Work item: Every line of the material that includes the word "structural" is to be shown.

Data for this exercise:
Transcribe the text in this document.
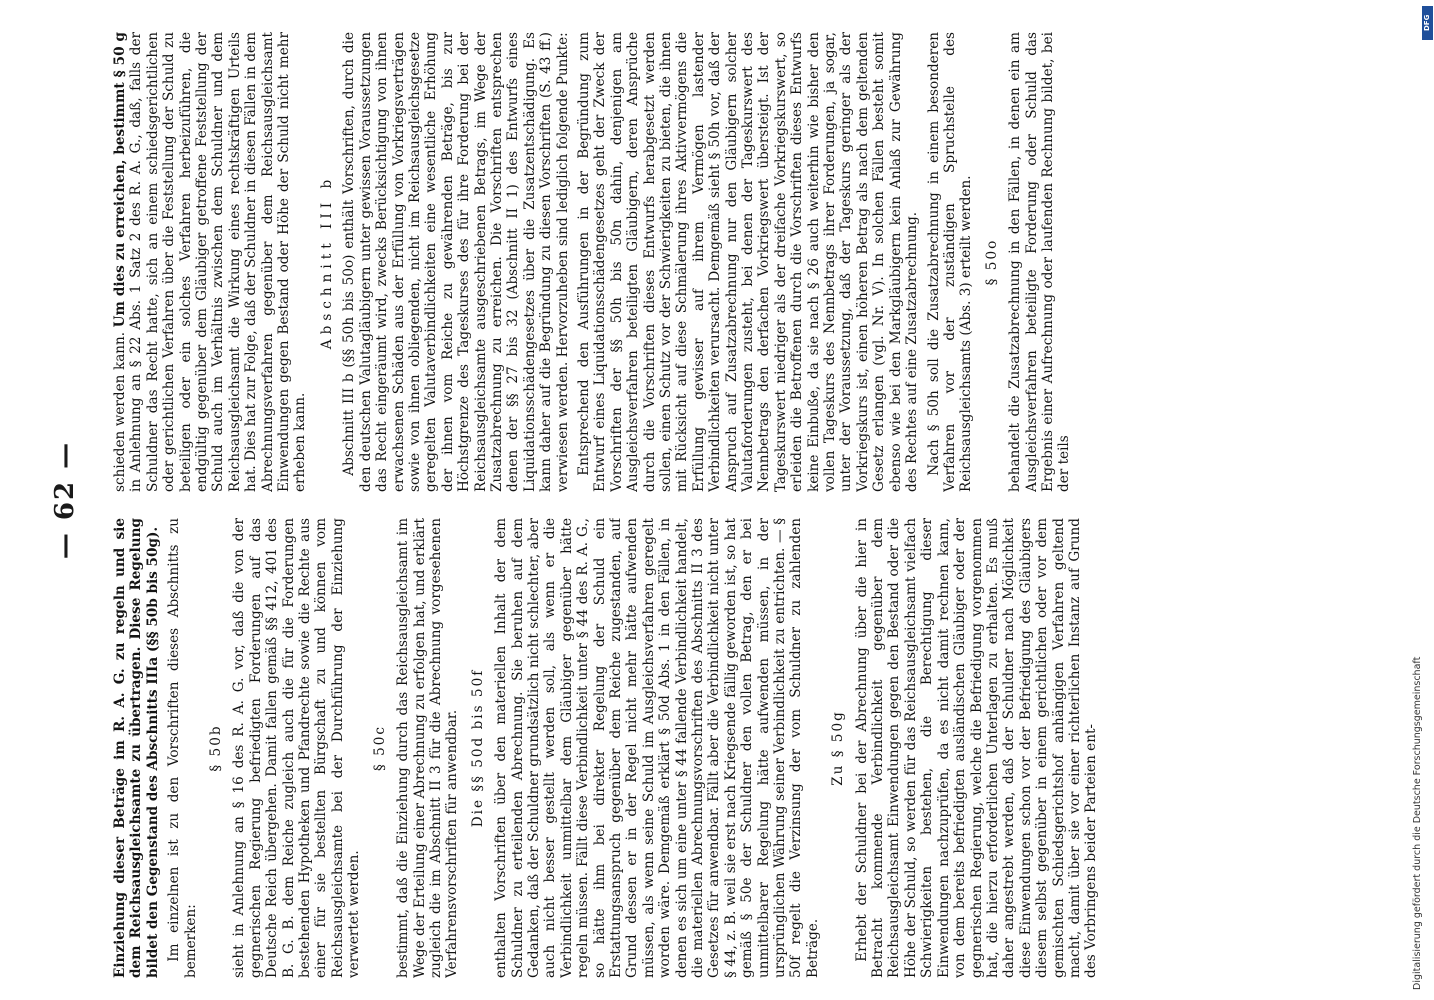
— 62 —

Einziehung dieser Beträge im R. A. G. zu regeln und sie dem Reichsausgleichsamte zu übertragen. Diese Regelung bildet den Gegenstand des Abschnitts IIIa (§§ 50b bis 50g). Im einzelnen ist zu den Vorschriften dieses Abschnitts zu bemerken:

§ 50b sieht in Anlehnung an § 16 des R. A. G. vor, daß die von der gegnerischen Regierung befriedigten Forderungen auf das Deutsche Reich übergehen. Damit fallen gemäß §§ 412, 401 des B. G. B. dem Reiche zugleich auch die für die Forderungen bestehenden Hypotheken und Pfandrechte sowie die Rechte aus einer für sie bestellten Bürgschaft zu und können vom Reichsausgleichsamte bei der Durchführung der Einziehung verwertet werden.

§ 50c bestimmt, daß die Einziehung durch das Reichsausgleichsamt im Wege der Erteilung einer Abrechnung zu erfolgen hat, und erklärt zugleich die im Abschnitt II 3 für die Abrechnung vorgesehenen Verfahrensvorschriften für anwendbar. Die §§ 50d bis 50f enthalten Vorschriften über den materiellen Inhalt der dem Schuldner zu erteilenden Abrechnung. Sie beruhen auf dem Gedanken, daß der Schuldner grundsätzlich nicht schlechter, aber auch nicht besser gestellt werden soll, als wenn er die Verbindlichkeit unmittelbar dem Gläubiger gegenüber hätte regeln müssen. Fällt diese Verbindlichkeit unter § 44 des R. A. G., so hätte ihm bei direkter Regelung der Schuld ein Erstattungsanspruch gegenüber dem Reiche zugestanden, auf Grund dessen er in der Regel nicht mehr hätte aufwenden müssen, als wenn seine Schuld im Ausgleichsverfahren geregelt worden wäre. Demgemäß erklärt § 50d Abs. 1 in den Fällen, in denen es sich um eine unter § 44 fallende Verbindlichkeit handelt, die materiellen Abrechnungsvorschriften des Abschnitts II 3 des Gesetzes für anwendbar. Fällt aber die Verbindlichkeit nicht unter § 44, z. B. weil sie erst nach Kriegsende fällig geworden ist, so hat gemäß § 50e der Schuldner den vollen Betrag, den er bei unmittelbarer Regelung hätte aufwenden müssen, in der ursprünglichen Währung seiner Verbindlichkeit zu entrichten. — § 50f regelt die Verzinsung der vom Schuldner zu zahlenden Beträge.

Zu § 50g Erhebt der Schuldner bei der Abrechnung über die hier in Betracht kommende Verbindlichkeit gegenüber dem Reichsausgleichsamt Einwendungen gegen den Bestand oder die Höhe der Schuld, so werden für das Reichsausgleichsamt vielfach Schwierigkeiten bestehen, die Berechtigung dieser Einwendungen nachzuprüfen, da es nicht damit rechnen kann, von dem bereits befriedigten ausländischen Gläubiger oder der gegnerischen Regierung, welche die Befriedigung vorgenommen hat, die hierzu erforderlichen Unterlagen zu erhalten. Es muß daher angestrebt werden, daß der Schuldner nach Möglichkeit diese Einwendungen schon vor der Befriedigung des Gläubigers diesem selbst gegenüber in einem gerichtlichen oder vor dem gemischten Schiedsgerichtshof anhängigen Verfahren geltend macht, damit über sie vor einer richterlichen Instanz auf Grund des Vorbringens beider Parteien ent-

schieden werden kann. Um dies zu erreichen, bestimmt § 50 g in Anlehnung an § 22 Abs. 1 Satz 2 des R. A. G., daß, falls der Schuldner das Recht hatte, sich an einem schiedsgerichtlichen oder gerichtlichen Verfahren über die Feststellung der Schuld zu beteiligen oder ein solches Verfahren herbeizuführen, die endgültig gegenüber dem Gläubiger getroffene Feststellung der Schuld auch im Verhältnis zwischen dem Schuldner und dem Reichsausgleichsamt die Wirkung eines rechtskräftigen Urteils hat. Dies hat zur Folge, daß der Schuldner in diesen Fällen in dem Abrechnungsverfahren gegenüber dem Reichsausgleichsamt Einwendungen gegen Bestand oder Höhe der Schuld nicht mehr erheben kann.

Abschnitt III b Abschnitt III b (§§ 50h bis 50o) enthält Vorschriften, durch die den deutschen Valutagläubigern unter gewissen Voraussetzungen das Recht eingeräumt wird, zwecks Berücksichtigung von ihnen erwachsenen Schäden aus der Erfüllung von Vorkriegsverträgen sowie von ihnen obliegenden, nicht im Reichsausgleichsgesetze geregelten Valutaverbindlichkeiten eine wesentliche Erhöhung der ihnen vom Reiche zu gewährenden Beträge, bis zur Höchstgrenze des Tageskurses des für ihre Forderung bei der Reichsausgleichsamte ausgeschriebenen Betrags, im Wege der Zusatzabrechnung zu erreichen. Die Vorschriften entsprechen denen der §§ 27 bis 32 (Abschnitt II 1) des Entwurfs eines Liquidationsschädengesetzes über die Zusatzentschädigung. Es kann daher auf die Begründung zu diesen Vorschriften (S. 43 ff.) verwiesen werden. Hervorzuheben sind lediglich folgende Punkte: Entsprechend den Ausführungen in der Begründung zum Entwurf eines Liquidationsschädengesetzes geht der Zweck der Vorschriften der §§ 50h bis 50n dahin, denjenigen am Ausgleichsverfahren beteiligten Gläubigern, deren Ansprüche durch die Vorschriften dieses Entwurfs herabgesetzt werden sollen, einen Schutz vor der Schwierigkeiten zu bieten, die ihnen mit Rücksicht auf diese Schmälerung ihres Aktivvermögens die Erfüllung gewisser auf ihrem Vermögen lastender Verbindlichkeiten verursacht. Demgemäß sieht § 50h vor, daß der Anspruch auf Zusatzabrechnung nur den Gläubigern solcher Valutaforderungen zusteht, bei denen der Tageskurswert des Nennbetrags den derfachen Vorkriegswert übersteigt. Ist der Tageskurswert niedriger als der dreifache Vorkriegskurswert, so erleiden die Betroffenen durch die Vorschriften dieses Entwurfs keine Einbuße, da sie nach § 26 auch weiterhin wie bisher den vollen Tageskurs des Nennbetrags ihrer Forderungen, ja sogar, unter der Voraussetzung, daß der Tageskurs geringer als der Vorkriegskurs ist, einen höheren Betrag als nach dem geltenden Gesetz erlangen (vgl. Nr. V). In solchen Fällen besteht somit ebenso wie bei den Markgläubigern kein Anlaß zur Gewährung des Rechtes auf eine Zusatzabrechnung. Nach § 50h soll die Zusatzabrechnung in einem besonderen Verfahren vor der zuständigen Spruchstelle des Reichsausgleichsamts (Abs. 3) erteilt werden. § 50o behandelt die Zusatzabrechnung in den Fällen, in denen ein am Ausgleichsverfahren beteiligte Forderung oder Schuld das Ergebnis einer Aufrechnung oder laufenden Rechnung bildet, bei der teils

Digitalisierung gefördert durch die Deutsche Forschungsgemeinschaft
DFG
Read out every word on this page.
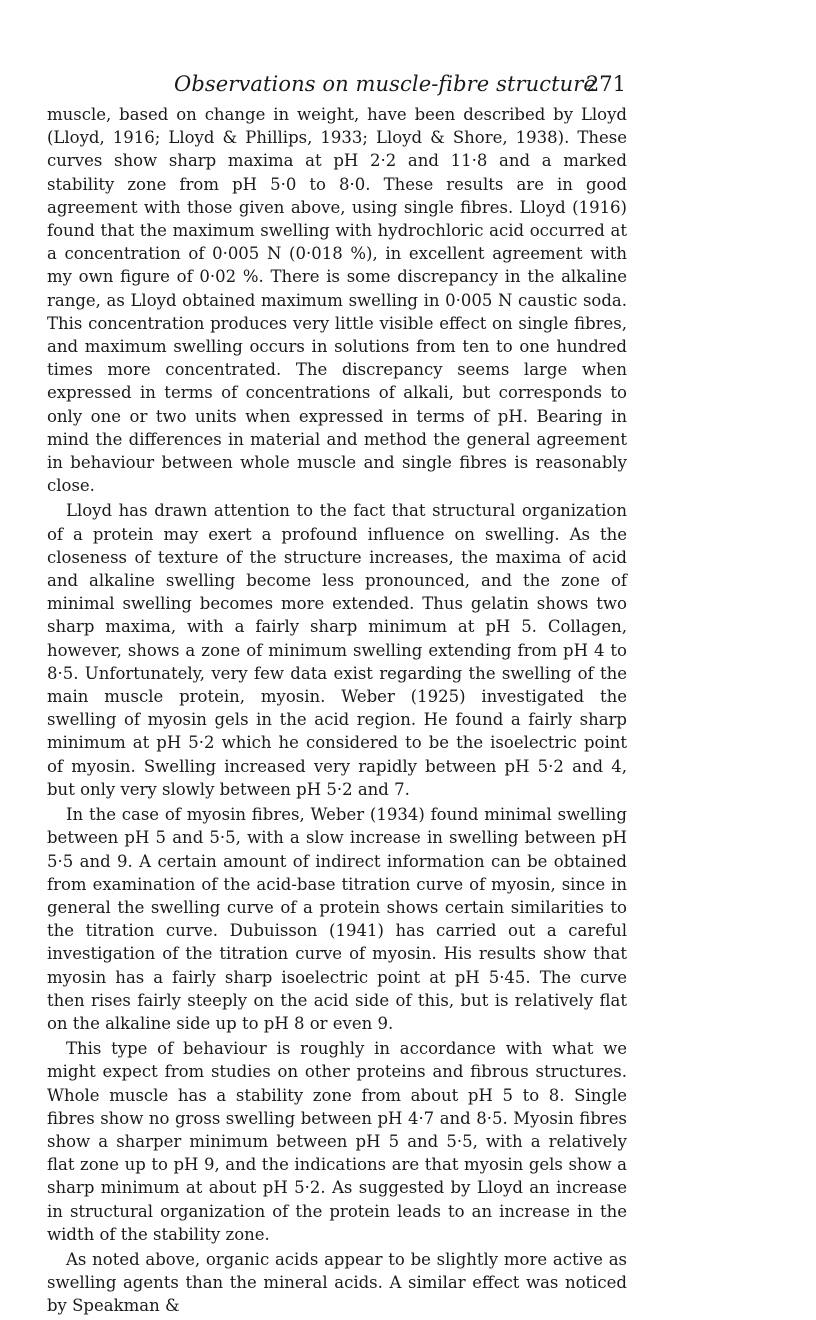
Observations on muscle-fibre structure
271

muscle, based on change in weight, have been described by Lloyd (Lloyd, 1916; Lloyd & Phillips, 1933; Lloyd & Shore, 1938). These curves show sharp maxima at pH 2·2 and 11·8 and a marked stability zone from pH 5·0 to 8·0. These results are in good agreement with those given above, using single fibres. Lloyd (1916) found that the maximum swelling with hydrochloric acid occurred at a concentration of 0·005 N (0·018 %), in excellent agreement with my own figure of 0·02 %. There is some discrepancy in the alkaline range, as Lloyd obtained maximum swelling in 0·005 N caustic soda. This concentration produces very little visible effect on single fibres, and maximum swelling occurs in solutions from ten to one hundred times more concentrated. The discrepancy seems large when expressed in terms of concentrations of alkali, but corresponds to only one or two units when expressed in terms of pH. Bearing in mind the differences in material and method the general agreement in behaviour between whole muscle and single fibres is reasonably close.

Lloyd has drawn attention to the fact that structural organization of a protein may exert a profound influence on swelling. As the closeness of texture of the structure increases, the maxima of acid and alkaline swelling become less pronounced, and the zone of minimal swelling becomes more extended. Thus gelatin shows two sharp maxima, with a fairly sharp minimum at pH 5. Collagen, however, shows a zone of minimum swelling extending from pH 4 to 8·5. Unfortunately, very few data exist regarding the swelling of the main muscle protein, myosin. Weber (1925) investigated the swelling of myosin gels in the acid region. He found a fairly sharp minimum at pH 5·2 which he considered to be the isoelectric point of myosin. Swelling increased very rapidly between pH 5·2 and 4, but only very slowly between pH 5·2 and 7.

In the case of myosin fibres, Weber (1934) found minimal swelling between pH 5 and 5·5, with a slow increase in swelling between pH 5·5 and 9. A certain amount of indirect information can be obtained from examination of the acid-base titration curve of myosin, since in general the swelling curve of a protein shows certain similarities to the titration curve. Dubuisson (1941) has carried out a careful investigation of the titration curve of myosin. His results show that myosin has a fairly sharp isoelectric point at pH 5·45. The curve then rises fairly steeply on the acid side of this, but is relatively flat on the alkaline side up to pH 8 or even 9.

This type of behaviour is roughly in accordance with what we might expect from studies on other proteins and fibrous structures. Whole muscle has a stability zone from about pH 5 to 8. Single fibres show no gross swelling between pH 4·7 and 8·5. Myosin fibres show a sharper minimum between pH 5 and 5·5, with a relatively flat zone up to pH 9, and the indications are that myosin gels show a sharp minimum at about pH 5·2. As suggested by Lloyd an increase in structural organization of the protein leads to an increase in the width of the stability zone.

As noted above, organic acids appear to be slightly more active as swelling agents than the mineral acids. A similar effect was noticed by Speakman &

Written reply:
Lloyd has drawn attention to the fact that structural organization of a protein may exert a profound influence on swelling. As the closeness of texture of the structure increases, the maxima of acid and alkaline swelling become less pronounced, and the zone of minimal swelling becomes more extended. Thus gelatin shows two sharp maxima, with a fairly sharp minimum at pH 5. Collagen, however, shows a zone of minimum swelling extending from pH 4 to 8·5. Unfortunately, very few data exist regarding the swelling of the main muscle protein, myosin. Weber (1925) investigated the swelling of myosin gels in the acid region. He found a fairly sharp minimum at pH 5·2 which he considered to be the isoelectric point of myosin. Swelling increased very rapidly between pH 5·2 and 4, but only very slowly between pH 5·2 and 7.
This type of behaviour is roughly in accordance with what we might expect from studies on other proteins and fibrous structures. Whole muscle has a stability zone from about pH 5 to 8. Single fibres show no gross swelling between pH 4·7 and 8·5. Myosin fibres show a sharper minimum between pH 5 and 5·5, with a relatively flat zone up to pH 9, and the indications are that myosin gels show a sharp minimum at about pH 5·2. As suggested by Lloyd an increase in structural organization of the protein leads to an increase in the width of the stability zone.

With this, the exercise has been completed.